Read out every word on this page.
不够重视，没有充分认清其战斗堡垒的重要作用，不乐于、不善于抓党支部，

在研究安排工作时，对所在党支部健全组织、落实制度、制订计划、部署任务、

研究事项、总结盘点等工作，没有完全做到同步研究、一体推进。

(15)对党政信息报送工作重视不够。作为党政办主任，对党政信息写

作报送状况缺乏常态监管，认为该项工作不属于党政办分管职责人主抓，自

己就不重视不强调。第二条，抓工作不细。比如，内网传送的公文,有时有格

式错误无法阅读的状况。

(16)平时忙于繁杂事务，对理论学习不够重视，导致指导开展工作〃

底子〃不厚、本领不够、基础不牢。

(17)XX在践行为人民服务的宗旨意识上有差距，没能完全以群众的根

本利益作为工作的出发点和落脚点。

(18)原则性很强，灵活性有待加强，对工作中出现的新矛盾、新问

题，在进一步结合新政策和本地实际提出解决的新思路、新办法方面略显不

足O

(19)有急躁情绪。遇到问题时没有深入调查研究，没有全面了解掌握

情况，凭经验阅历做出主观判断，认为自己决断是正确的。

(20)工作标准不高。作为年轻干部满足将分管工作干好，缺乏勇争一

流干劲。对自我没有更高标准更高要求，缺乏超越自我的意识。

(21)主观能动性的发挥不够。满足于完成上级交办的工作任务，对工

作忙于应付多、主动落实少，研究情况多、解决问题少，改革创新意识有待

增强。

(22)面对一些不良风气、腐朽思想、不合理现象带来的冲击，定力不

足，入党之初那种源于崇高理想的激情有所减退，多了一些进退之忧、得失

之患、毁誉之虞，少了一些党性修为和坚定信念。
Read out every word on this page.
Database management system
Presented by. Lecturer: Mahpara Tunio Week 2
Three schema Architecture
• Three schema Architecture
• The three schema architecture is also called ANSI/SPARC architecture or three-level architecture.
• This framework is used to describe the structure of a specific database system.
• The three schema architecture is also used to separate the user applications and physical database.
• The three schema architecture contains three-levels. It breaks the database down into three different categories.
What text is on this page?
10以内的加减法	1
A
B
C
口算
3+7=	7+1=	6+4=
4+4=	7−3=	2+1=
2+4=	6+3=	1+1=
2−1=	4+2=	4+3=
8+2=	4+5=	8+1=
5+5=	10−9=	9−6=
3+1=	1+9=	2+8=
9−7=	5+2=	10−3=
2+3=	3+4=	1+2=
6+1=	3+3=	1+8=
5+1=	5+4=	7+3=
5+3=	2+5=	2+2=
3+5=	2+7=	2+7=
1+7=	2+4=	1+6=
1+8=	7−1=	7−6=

====================

#### The request:
In the entries above, locate every line with the word "used" and copy it.

#### Exercise response:
• This framework is used to describe the structure of a specific database system.
• The three schema architecture is also used to separate the user applications and physical database.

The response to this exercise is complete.